### INFORMATION PROVIDED ###
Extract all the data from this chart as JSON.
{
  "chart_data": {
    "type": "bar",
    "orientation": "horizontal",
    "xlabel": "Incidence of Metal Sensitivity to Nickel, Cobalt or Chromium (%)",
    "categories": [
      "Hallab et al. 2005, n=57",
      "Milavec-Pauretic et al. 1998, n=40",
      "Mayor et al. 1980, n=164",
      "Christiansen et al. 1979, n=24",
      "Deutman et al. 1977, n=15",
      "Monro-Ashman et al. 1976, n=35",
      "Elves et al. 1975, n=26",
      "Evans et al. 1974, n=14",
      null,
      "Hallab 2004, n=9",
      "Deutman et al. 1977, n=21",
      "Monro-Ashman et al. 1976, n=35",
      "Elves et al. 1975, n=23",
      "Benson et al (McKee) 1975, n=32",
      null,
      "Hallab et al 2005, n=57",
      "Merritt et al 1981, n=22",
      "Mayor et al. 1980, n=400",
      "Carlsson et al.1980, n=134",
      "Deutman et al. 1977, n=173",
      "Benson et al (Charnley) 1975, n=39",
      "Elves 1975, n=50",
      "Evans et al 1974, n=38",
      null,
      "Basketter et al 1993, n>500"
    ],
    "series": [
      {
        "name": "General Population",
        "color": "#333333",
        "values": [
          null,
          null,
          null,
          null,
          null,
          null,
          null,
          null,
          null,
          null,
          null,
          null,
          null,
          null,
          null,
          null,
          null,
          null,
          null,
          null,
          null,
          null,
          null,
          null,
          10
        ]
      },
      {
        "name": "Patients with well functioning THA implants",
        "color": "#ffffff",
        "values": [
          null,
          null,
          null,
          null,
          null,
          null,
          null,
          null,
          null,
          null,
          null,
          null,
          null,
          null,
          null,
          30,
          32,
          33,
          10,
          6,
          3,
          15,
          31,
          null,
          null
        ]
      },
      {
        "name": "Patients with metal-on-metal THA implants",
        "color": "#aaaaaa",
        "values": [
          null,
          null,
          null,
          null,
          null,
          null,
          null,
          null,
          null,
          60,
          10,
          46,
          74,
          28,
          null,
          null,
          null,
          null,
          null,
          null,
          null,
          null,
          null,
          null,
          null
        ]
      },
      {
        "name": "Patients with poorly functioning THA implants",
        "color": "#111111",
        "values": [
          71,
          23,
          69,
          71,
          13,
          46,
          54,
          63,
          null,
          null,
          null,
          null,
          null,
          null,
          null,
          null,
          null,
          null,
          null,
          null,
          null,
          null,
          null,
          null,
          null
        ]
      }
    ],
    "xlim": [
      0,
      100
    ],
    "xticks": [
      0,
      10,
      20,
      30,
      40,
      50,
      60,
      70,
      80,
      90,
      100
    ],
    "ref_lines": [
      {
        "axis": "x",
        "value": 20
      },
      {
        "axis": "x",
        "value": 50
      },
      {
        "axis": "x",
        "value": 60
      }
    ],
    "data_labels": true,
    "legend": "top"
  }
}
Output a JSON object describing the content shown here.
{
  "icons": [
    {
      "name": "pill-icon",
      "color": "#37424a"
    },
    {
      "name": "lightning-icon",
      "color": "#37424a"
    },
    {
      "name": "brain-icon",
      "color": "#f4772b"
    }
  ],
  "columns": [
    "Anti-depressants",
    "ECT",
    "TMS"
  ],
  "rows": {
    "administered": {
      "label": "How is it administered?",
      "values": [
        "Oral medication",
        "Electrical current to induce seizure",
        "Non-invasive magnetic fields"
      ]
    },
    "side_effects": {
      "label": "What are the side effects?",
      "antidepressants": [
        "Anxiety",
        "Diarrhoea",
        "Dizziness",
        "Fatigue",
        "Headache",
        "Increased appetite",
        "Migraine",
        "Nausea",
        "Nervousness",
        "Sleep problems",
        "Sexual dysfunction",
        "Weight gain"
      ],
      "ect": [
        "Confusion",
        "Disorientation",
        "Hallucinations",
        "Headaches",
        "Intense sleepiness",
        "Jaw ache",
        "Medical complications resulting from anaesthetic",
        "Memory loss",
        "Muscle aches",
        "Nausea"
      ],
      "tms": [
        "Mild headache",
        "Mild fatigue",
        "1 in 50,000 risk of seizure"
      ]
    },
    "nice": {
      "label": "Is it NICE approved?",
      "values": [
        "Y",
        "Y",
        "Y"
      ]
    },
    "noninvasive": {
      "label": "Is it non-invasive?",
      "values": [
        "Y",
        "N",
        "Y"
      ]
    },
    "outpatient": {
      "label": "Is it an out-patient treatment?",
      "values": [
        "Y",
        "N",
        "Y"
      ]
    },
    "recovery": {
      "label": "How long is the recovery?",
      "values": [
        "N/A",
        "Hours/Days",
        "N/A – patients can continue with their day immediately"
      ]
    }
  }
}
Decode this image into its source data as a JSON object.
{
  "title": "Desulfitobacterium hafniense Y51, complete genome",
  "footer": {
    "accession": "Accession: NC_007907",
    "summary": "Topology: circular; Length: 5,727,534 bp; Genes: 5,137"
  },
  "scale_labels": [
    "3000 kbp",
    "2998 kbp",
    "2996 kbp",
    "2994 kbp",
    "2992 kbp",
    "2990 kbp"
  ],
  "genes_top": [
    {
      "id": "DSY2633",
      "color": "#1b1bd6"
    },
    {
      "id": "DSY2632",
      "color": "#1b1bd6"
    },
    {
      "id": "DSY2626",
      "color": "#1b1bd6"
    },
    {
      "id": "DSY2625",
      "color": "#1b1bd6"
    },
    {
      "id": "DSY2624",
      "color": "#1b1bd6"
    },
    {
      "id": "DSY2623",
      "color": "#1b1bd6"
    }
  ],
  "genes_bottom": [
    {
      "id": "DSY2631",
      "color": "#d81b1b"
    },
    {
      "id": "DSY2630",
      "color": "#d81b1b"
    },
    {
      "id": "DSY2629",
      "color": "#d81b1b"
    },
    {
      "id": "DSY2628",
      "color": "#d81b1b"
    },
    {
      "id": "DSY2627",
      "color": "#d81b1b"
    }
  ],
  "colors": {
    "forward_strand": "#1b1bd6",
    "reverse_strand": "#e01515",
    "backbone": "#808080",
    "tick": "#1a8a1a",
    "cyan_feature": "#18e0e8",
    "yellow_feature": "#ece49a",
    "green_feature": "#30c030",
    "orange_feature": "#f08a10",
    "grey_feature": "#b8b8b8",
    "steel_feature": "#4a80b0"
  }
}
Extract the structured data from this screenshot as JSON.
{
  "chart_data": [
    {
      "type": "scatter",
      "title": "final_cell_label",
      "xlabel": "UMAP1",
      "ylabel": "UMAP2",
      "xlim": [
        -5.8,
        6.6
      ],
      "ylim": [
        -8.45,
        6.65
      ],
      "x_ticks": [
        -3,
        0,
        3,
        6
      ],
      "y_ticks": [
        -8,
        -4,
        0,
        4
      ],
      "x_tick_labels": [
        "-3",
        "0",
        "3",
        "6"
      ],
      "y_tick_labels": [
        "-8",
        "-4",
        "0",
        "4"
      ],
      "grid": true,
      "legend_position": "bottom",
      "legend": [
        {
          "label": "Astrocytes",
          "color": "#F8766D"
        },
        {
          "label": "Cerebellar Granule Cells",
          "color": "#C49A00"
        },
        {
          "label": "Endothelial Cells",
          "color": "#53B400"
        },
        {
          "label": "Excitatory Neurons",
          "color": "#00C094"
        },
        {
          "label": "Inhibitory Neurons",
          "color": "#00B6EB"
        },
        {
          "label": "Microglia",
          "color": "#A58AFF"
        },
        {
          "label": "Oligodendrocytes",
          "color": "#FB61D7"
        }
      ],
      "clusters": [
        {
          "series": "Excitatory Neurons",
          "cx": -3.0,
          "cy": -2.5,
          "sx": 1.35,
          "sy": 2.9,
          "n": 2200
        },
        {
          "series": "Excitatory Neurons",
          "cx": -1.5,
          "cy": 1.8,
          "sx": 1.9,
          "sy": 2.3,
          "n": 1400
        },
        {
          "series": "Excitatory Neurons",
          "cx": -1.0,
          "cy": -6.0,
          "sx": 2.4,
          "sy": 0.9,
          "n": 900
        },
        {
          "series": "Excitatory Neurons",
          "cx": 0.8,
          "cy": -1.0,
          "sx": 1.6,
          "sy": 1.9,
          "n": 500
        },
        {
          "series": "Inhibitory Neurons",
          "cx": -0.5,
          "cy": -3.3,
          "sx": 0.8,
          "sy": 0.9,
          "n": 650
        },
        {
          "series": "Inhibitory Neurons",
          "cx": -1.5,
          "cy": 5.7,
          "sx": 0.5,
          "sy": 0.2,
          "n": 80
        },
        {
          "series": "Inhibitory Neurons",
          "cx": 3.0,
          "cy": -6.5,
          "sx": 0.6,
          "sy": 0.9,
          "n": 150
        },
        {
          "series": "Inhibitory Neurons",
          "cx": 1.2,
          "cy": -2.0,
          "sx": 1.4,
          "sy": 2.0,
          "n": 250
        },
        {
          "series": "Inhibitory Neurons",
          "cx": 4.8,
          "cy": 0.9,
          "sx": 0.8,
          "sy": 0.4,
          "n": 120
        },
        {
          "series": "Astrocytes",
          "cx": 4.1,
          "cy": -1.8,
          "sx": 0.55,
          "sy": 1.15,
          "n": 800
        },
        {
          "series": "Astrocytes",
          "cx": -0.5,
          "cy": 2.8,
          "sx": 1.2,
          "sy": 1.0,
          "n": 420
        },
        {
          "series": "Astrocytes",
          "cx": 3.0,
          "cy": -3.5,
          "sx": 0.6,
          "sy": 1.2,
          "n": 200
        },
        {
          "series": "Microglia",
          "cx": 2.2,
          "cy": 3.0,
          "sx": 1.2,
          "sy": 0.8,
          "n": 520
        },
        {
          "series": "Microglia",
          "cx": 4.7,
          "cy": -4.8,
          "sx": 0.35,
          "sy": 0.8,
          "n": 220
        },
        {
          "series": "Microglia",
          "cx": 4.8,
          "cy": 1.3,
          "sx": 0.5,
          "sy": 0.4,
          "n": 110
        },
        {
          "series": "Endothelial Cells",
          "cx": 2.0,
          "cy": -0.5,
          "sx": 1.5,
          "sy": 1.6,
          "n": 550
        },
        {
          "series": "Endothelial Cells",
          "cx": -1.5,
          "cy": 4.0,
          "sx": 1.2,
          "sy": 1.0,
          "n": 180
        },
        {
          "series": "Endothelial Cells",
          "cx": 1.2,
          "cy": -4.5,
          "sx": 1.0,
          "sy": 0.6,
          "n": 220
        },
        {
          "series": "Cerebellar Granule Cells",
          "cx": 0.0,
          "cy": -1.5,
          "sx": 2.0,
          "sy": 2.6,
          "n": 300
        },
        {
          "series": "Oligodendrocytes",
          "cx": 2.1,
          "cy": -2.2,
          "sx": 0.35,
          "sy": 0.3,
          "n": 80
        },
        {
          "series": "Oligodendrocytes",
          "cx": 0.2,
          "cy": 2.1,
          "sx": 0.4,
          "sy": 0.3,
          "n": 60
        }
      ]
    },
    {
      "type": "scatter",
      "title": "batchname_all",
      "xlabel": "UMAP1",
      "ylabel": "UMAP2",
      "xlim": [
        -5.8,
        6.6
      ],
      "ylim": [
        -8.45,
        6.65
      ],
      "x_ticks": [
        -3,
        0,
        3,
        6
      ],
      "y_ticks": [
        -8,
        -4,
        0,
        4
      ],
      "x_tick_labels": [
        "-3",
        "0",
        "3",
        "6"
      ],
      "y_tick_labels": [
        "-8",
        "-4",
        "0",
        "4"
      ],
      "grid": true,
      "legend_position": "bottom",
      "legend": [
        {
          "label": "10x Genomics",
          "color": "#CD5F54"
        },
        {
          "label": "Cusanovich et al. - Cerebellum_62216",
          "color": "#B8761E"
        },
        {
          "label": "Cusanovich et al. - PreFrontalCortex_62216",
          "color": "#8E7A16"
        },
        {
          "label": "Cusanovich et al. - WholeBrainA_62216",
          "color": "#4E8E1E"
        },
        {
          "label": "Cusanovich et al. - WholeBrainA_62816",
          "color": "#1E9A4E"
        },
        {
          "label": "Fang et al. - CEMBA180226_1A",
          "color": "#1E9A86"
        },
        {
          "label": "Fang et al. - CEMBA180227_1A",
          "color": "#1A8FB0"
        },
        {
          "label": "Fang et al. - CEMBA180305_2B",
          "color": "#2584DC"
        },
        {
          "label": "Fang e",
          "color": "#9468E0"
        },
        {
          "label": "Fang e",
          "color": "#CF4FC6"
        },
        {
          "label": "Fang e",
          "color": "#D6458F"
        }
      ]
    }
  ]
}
###
* _PROMPT_
If a line above holds the string "Extract", count it; give the final total as the only output.

* _YOUR RESPONSE_
2